[Work task] Transcribe the full listing so that each line reads as it does in the original.
### Material for the task
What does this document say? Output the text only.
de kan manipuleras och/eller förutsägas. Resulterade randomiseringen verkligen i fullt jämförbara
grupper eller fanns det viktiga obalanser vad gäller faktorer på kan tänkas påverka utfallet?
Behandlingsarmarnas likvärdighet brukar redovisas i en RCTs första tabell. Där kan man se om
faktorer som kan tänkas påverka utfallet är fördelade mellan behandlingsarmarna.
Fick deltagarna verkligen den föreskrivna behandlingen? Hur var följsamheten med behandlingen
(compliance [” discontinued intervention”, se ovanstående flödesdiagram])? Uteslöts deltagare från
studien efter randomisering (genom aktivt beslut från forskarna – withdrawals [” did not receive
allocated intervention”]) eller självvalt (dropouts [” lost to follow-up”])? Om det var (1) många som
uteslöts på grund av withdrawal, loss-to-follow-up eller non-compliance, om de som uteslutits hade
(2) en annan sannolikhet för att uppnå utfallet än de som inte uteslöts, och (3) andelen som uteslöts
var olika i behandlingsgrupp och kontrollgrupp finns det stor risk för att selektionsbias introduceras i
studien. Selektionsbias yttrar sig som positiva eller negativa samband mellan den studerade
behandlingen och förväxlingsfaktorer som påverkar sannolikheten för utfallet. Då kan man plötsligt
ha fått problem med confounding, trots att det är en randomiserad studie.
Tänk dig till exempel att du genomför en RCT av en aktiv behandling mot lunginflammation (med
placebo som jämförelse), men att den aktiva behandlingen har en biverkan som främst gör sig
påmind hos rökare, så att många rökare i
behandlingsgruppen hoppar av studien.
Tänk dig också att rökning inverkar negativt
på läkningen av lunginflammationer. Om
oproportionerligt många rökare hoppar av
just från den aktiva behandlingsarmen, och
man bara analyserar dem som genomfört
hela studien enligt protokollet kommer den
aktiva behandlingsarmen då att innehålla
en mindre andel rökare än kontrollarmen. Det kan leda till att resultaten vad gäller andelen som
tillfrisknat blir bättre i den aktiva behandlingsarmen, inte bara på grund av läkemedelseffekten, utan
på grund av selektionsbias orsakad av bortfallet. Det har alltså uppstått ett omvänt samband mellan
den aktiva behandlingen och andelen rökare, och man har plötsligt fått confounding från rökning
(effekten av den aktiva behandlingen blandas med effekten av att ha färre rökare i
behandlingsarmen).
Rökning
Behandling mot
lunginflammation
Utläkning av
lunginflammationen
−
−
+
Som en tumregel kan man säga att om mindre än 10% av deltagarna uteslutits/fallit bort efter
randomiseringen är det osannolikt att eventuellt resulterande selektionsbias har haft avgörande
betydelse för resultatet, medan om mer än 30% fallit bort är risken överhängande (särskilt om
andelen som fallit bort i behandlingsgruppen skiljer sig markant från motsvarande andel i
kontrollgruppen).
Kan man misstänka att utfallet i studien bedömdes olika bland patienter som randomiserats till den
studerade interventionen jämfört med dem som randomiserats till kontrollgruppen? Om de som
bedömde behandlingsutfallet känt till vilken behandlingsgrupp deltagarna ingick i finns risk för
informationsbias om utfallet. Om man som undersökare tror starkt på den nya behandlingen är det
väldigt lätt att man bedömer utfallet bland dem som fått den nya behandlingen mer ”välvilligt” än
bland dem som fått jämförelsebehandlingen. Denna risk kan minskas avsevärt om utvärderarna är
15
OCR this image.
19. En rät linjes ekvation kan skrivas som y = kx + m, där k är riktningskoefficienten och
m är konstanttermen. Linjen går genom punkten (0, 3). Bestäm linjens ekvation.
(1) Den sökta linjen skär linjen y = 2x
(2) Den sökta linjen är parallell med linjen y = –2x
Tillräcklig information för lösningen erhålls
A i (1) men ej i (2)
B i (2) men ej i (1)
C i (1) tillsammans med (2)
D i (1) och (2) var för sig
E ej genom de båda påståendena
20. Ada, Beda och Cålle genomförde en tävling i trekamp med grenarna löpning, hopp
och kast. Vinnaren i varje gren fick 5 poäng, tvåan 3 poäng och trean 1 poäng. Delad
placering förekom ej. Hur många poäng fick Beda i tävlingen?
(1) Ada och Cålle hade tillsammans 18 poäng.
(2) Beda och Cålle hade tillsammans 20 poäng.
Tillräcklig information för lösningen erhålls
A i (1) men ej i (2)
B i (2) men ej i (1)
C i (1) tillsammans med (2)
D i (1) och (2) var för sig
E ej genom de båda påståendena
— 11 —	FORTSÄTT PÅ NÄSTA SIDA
######
[Solution for this exercise]
What does this document say? Output the text only.
de kan manipuleras och/eller förutsägas. Resulterade randomiseringen verkligen i fullt jämförbara
grupper eller fanns det viktiga obalanser vad gäller faktorer på kan tänkas påverka utfallet?
Behandlingsarmarnas likvärdighet brukar redovisas i en RCTs första tabell. Där kan man se om
faktorer som kan tänkas påverka utfallet är fördelade mellan behandlingsarmarna.
Fick deltagarna verkligen den föreskrivna behandlingen? Hur var följsamheten med behandlingen
(compliance [” discontinued intervention”, se ovanstående flödesdiagram])? Uteslöts deltagare från
studien efter randomisering (genom aktivt beslut från forskarna – withdrawals [” did not receive
allocated intervention”]) eller självvalt (dropouts [” lost to follow-up”])? Om det var (1) många som
uteslöts på grund av withdrawal, loss-to-follow-up eller non-compliance, om de som uteslutits hade
(2) en annan sannolikhet för att uppnå utfallet än de som inte uteslöts, och (3) andelen som uteslöts
var olika i behandlingsgrupp och kontrollgrupp finns det stor risk för att selektionsbias introduceras i
studien. Selektionsbias yttrar sig som positiva eller negativa samband mellan den studerade
behandlingen och förväxlingsfaktorer som påverkar sannolikheten för utfallet. Då kan man plötsligt
ha fått problem med confounding, trots att det är en randomiserad studie.
Tänk dig till exempel att du genomför en RCT av en aktiv behandling mot lunginflammation (med
placebo som jämförelse), men att den aktiva behandlingen har en biverkan som främst gör sig
påmind hos rökare, så att många rökare i
behandlingsgruppen hoppar av studien.
Tänk dig också att rökning inverkar negativt
på läkningen av lunginflammationer. Om
oproportionerligt många rökare hoppar av
just från den aktiva behandlingsarmen, och
man bara analyserar dem som genomfört
hela studien enligt protokollet kommer den
aktiva behandlingsarmen då att innehålla
en mindre andel rökare än kontrollarmen. Det kan leda till att resultaten vad gäller andelen som
tillfrisknat blir bättre i den aktiva behandlingsarmen, inte bara på grund av läkemedelseffekten, utan
på grund av selektionsbias orsakad av bortfallet. Det har alltså uppstått ett omvänt samband mellan
den aktiva behandlingen och andelen rökare, och man har plötsligt fått confounding från rökning
(effekten av den aktiva behandlingen blandas med effekten av att ha färre rökare i
behandlingsarmen).
Rökning
Behandling mot
lunginflammation
Utläkning av
lunginflammationen
−
−
+
Som en tumregel kan man säga att om mindre än 10% av deltagarna uteslutits/fallit bort efter
randomiseringen är det osannolikt att eventuellt resulterande selektionsbias har haft avgörande
betydelse för resultatet, medan om mer än 30% fallit bort är risken överhängande (särskilt om
andelen som fallit bort i behandlingsgruppen skiljer sig markant från motsvarande andel i
kontrollgruppen).
Kan man misstänka att utfallet i studien bedömdes olika bland patienter som randomiserats till den
studerade interventionen jämfört med dem som randomiserats till kontrollgruppen? Om de som
bedömde behandlingsutfallet känt till vilken behandlingsgrupp deltagarna ingick i finns risk för
informationsbias om utfallet. Om man som undersökare tror starkt på den nya behandlingen är det
väldigt lätt att man bedömer utfallet bland dem som fått den nya behandlingen mer ”välvilligt” än
bland dem som fått jämförelsebehandlingen. Denna risk kan minskas avsevärt om utvärderarna är
15
OCR this image.
19. En rät linjes ekvation kan skrivas som y = kx + m, där k är riktningskoefficienten och
m är konstanttermen. Linjen går genom punkten (0, 3). Bestäm linjens ekvation.
(1) Den sökta linjen skär linjen y = 2x
(2) Den sökta linjen är parallell med linjen y = –2x
Tillräcklig information för lösningen erhålls
A i (1) men ej i (2)
B i (2) men ej i (1)
C i (1) tillsammans med (2)
D i (1) och (2) var för sig
E ej genom de båda påståendena
20. Ada, Beda och Cålle genomförde en tävling i trekamp med grenarna löpning, hopp
och kast. Vinnaren i varje gren fick 5 poäng, tvåan 3 poäng och trean 1 poäng. Delad
placering förekom ej. Hur många poäng fick Beda i tävlingen?
(1) Ada och Cålle hade tillsammans 18 poäng.
(2) Beda och Cålle hade tillsammans 20 poäng.
Tillräcklig information för lösningen erhålls
A i (1) men ej i (2)
B i (2) men ej i (1)
C i (1) tillsammans med (2)
D i (1) och (2) var för sig
E ej genom de båda påståendena
— 11 —	FORTSÄTT PÅ NÄSTA SIDA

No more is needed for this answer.